Data entries for graphics
_ _ _ _

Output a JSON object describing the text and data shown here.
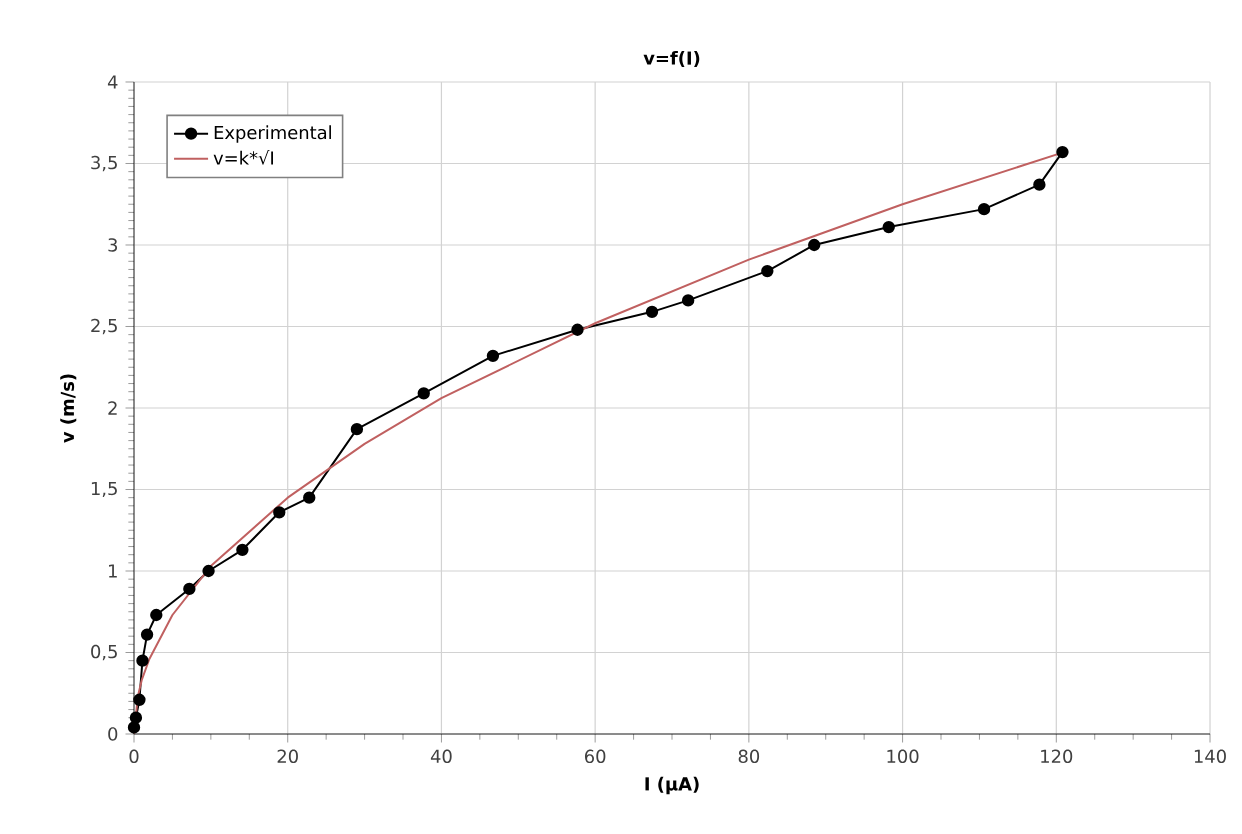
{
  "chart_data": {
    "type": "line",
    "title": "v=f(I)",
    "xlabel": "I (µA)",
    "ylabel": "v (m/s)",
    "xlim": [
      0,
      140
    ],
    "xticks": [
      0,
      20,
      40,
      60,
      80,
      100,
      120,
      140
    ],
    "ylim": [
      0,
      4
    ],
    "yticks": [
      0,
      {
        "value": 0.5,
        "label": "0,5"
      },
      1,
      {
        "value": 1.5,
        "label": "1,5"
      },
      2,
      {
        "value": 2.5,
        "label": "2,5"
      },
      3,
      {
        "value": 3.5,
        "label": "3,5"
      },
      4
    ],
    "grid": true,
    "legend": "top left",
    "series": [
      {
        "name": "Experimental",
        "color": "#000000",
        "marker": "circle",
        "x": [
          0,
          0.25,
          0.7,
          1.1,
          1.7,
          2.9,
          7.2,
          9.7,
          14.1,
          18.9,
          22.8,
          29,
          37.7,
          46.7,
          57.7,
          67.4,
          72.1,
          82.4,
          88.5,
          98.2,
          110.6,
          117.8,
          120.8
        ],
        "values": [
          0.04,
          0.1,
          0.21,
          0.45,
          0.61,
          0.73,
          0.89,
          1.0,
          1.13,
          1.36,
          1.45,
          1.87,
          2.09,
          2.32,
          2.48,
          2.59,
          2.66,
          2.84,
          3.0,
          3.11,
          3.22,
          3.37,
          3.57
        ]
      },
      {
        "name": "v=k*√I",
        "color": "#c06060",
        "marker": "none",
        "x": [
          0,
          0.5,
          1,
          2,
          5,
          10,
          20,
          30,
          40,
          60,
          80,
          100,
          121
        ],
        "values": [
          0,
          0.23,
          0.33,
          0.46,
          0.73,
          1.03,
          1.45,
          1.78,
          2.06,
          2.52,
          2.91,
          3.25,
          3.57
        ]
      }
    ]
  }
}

_ _ _ _

Task:
In this exercise, set down all of the data exactly, without the pictures.

Task solution:
Output a JSON object describing the text and data shown here.
{
  "chart_data": {
    "type": "line",
    "title": "v=f(I)",
    "xlabel": "I (µA)",
    "ylabel": "v (m/s)",
    "xlim": [
      0,
      140
    ],
    "xticks": [
      0,
      20,
      40,
      60,
      80,
      100,
      120,
      140
    ],
    "ylim": [
      0,
      4
    ],
    "yticks": [
      0,
      {
        "value": 0.5,
        "label": "0,5"
      },
      1,
      {
        "value": 1.5,
        "label": "1,5"
      },
      2,
      {
        "value": 2.5,
        "label": "2,5"
      },
      3,
      {
        "value": 3.5,
        "label": "3,5"
      },
      4
    ],
    "grid": true,
    "legend": "top left",
    "series": [
      {
        "name": "Experimental",
        "color": "#000000",
        "marker": "circle",
        "x": [
          0,
          0.25,
          0.7,
          1.1,
          1.7,
          2.9,
          7.2,
          9.7,
          14.1,
          18.9,
          22.8,
          29,
          37.7,
          46.7,
          57.7,
          67.4,
          72.1,
          82.4,
          88.5,
          98.2,
          110.6,
          117.8,
          120.8
        ],
        "values": [
          0.04,
          0.1,
          0.21,
          0.45,
          0.61,
          0.73,
          0.89,
          1.0,
          1.13,
          1.36,
          1.45,
          1.87,
          2.09,
          2.32,
          2.48,
          2.59,
          2.66,
          2.84,
          3.0,
          3.11,
          3.22,
          3.37,
          3.57
        ]
      },
      {
        "name": "v=k*√I",
        "color": "#c06060",
        "marker": "none",
        "x": [
          0,
          0.5,
          1,
          2,
          5,
          10,
          20,
          30,
          40,
          60,
          80,
          100,
          121
        ],
        "values": [
          0,
          0.23,
          0.33,
          0.46,
          0.73,
          1.03,
          1.45,
          1.78,
          2.06,
          2.52,
          2.91,
          3.25,
          3.57
        ]
      }
    ]
  }
}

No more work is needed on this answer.